Assigned task ▸
Return the full listing character for character, without its pictures.

+ + + +

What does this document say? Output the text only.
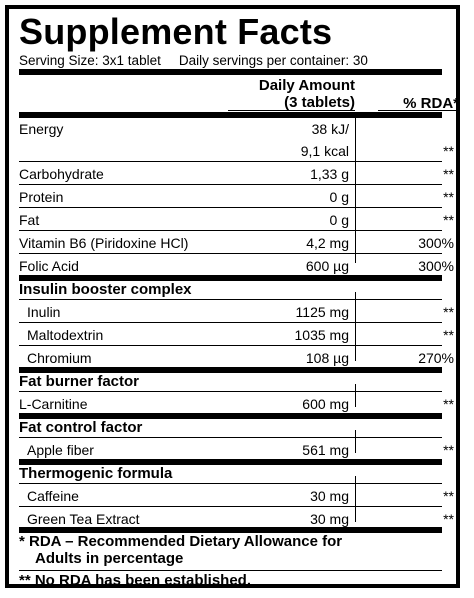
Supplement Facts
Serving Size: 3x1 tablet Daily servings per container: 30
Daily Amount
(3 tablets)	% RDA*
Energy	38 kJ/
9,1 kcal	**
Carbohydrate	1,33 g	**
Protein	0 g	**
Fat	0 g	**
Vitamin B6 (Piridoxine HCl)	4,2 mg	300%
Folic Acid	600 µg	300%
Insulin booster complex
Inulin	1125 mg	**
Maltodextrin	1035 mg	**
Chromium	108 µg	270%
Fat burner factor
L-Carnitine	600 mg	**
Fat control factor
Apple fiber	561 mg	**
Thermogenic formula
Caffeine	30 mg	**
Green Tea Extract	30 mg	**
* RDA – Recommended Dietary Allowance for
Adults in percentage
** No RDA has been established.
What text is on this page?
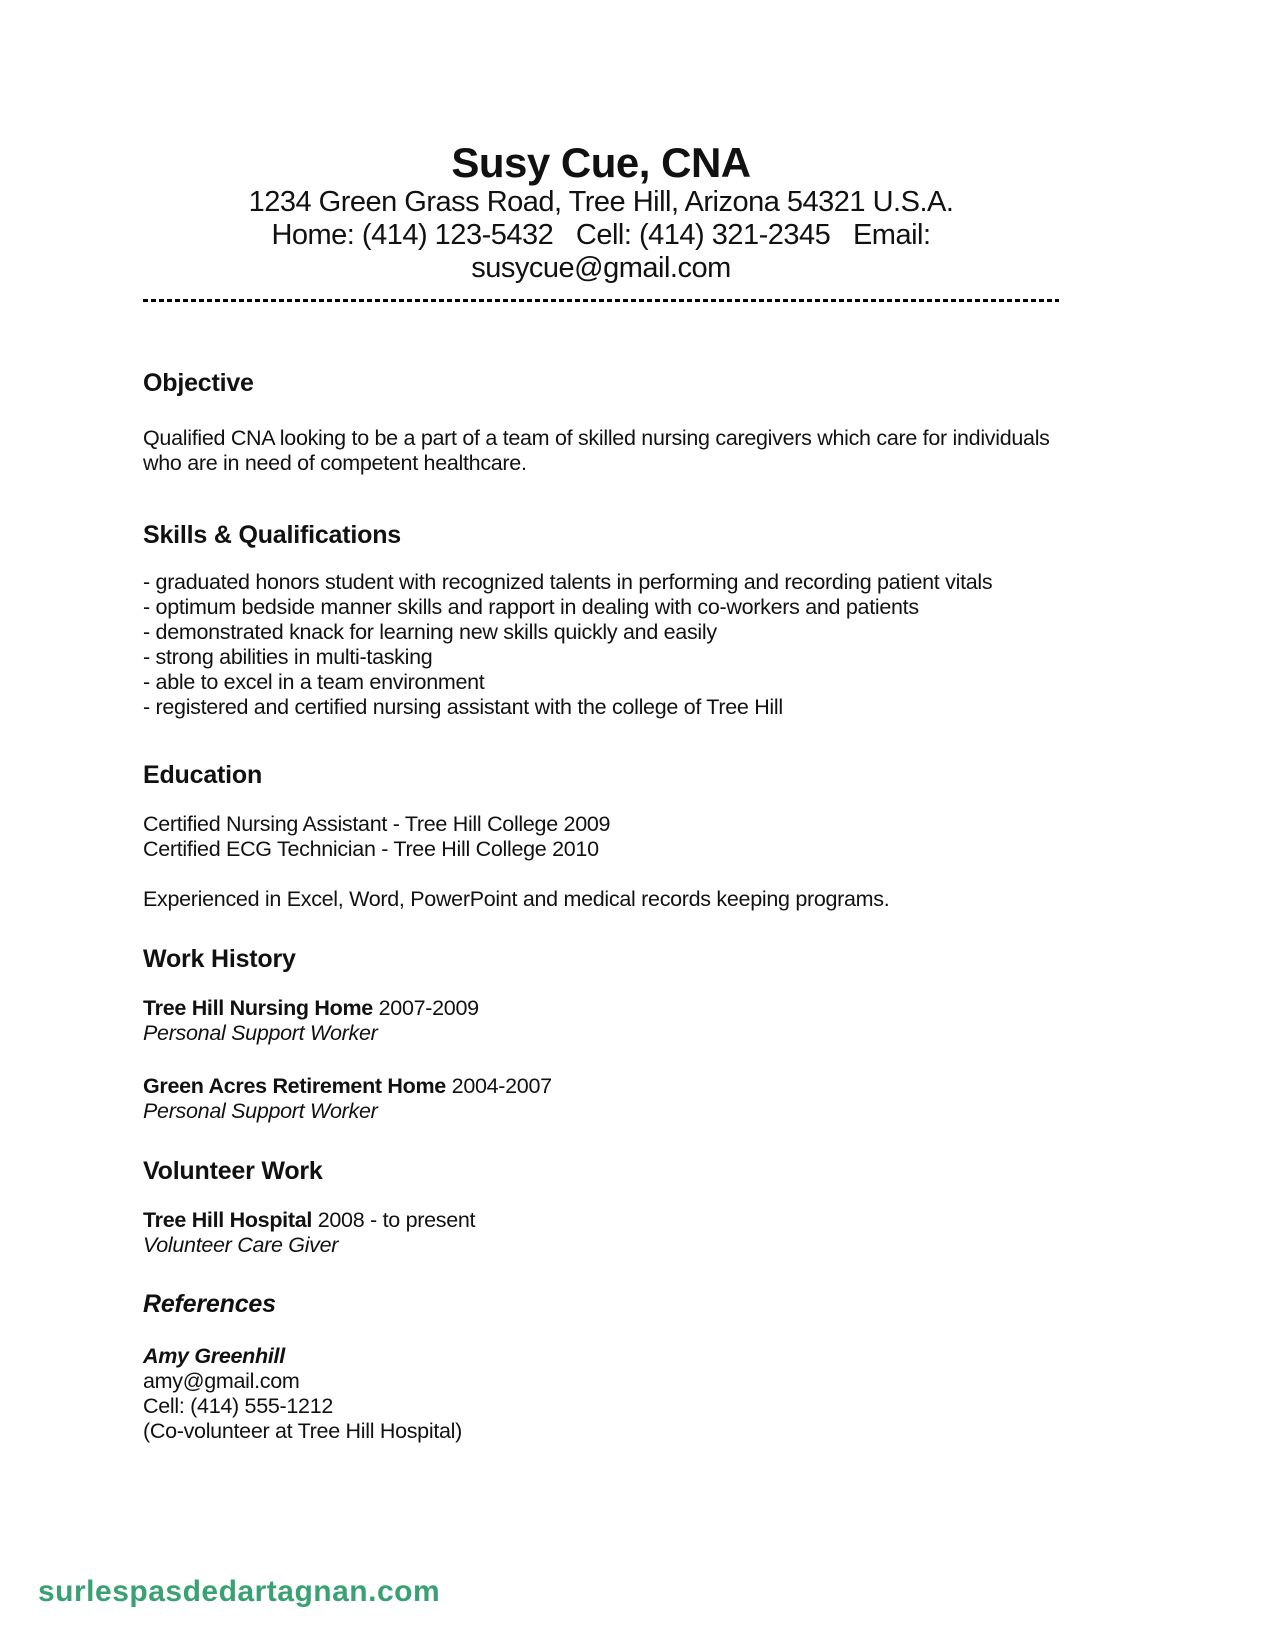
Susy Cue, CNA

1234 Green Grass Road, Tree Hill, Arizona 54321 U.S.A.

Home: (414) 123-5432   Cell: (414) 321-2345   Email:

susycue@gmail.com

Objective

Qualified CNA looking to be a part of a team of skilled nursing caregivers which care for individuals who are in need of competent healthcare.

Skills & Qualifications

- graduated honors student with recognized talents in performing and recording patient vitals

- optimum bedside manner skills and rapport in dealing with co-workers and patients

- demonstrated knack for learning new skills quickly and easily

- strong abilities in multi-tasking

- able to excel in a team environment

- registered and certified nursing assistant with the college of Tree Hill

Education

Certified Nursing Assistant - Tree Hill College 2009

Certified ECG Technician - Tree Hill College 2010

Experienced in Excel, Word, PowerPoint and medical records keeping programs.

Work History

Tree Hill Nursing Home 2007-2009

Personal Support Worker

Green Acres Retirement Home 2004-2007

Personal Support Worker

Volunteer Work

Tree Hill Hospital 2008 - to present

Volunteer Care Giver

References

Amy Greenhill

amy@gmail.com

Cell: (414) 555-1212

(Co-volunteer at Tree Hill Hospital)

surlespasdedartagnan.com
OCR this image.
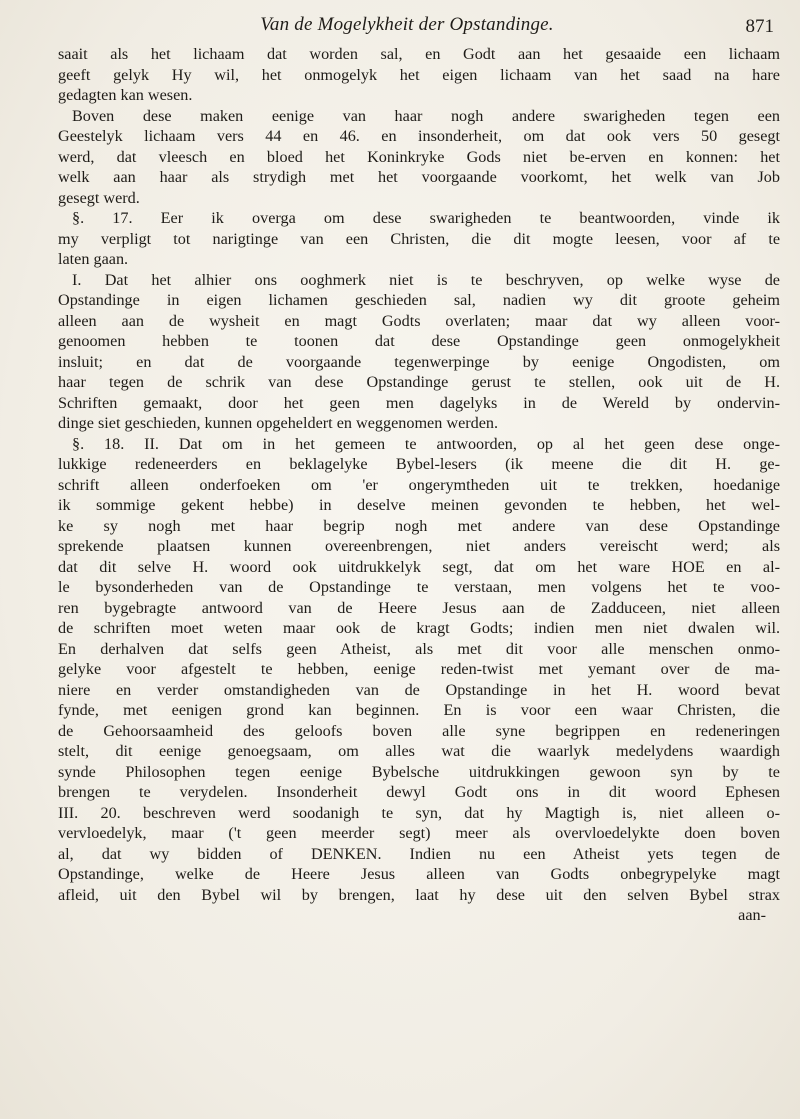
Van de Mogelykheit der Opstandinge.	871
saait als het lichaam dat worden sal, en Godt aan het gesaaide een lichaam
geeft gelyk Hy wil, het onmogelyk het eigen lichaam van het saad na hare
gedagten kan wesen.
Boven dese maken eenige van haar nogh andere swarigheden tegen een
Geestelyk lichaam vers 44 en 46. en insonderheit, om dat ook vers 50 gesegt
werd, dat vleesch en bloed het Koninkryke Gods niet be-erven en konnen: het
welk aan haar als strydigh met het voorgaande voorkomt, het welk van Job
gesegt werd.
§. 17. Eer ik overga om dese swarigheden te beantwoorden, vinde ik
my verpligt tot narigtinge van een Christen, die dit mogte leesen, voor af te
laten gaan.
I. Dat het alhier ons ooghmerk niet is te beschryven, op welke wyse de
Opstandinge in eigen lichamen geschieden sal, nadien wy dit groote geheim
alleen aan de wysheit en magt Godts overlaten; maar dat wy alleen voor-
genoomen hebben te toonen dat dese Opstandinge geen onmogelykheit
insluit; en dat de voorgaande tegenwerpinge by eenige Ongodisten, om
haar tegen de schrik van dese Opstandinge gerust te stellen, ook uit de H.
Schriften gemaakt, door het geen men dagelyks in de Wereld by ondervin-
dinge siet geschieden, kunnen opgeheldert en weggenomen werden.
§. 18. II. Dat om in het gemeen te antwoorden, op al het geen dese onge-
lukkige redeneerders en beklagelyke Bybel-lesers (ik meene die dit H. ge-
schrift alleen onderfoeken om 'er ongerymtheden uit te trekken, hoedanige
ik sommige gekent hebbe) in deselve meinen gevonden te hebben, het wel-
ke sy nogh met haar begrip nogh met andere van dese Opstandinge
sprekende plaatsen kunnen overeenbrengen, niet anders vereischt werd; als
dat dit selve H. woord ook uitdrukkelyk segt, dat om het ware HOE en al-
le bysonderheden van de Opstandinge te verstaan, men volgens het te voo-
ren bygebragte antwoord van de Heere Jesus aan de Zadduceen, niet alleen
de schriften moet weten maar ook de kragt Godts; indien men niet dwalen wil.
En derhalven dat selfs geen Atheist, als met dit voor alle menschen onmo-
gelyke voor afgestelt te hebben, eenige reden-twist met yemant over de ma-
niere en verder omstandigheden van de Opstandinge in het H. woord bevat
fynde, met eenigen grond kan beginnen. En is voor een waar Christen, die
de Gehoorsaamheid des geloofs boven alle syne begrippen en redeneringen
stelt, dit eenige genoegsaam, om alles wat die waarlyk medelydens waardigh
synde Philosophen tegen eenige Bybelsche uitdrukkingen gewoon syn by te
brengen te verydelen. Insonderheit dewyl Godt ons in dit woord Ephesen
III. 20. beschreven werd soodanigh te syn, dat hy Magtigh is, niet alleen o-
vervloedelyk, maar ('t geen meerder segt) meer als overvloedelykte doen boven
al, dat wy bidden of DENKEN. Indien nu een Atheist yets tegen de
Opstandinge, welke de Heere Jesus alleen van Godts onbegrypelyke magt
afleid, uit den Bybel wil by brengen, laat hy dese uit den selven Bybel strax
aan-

+ + + +

Answer for the task ▸
What does this document say? Output the text only.
Supplement Facts
Serving Size: 3x1 tablet Daily servings per container: 30
Daily Amount
(3 tablets)	% RDA*
Energy	38 kJ/
9,1 kcal	**
Carbohydrate	1,33 g	**
Protein	0 g	**
Fat	0 g	**
Vitamin B6 (Piridoxine HCl)	4,2 mg	300%
Folic Acid	600 µg	300%
Insulin booster complex
Inulin	1125 mg	**
Maltodextrin	1035 mg	**
Chromium	108 µg	270%
Fat burner factor
L-Carnitine	600 mg	**
Fat control factor
Apple fiber	561 mg	**
Thermogenic formula
Caffeine	30 mg	**
Green Tea Extract	30 mg	**
* RDA – Recommended Dietary Allowance for
Adults in percentage
** No RDA has been established.
What text is on this page?
Susy Cue, CNA

1234 Green Grass Road, Tree Hill, Arizona 54321 U.S.A.

Home: (414) 123-5432   Cell: (414) 321-2345   Email:

susycue@gmail.com

Objective

Qualified CNA looking to be a part of a team of skilled nursing caregivers which care for individuals who are in need of competent healthcare.

Skills & Qualifications

- graduated honors student with recognized talents in performing and recording patient vitals

- optimum bedside manner skills and rapport in dealing with co-workers and patients

- demonstrated knack for learning new skills quickly and easily

- strong abilities in multi-tasking

- able to excel in a team environment

- registered and certified nursing assistant with the college of Tree Hill

Education

Certified Nursing Assistant - Tree Hill College 2009

Certified ECG Technician - Tree Hill College 2010

Experienced in Excel, Word, PowerPoint and medical records keeping programs.

Work History

Tree Hill Nursing Home 2007-2009

Personal Support Worker

Green Acres Retirement Home 2004-2007

Personal Support Worker

Volunteer Work

Tree Hill Hospital 2008 - to present

Volunteer Care Giver

References

Amy Greenhill

amy@gmail.com

Cell: (414) 555-1212

(Co-volunteer at Tree Hill Hospital)

surlespasdedartagnan.com
OCR this image.
Van de Mogelykheit der Opstandinge.	871
saait als het lichaam dat worden sal, en Godt aan het gesaaide een lichaam
geeft gelyk Hy wil, het onmogelyk het eigen lichaam van het saad na hare
gedagten kan wesen.
Boven dese maken eenige van haar nogh andere swarigheden tegen een
Geestelyk lichaam vers 44 en 46. en insonderheit, om dat ook vers 50 gesegt
werd, dat vleesch en bloed het Koninkryke Gods niet be-erven en konnen: het
welk aan haar als strydigh met het voorgaande voorkomt, het welk van Job
gesegt werd.
§. 17. Eer ik overga om dese swarigheden te beantwoorden, vinde ik
my verpligt tot narigtinge van een Christen, die dit mogte leesen, voor af te
laten gaan.
I. Dat het alhier ons ooghmerk niet is te beschryven, op welke wyse de
Opstandinge in eigen lichamen geschieden sal, nadien wy dit groote geheim
alleen aan de wysheit en magt Godts overlaten; maar dat wy alleen voor-
genoomen hebben te toonen dat dese Opstandinge geen onmogelykheit
insluit; en dat de voorgaande tegenwerpinge by eenige Ongodisten, om
haar tegen de schrik van dese Opstandinge gerust te stellen, ook uit de H.
Schriften gemaakt, door het geen men dagelyks in de Wereld by ondervin-
dinge siet geschieden, kunnen opgeheldert en weggenomen werden.
§. 18. II. Dat om in het gemeen te antwoorden, op al het geen dese onge-
lukkige redeneerders en beklagelyke Bybel-lesers (ik meene die dit H. ge-
schrift alleen onderfoeken om 'er ongerymtheden uit te trekken, hoedanige
ik sommige gekent hebbe) in deselve meinen gevonden te hebben, het wel-
ke sy nogh met haar begrip nogh met andere van dese Opstandinge
sprekende plaatsen kunnen overeenbrengen, niet anders vereischt werd; als
dat dit selve H. woord ook uitdrukkelyk segt, dat om het ware HOE en al-
le bysonderheden van de Opstandinge te verstaan, men volgens het te voo-
ren bygebragte antwoord van de Heere Jesus aan de Zadduceen, niet alleen
de schriften moet weten maar ook de kragt Godts; indien men niet dwalen wil.
En derhalven dat selfs geen Atheist, als met dit voor alle menschen onmo-
gelyke voor afgestelt te hebben, eenige reden-twist met yemant over de ma-
niere en verder omstandigheden van de Opstandinge in het H. woord bevat
fynde, met eenigen grond kan beginnen. En is voor een waar Christen, die
de Gehoorsaamheid des geloofs boven alle syne begrippen en redeneringen
stelt, dit eenige genoegsaam, om alles wat die waarlyk medelydens waardigh
synde Philosophen tegen eenige Bybelsche uitdrukkingen gewoon syn by te
brengen te verydelen. Insonderheit dewyl Godt ons in dit woord Ephesen
III. 20. beschreven werd soodanigh te syn, dat hy Magtigh is, niet alleen o-
vervloedelyk, maar ('t geen meerder segt) meer als overvloedelykte doen boven
al, dat wy bidden of DENKEN. Indien nu een Atheist yets tegen de
Opstandinge, welke de Heere Jesus alleen van Godts onbegrypelyke magt
afleid, uit den Bybel wil by brengen, laat hy dese uit den selven Bybel strax
aan-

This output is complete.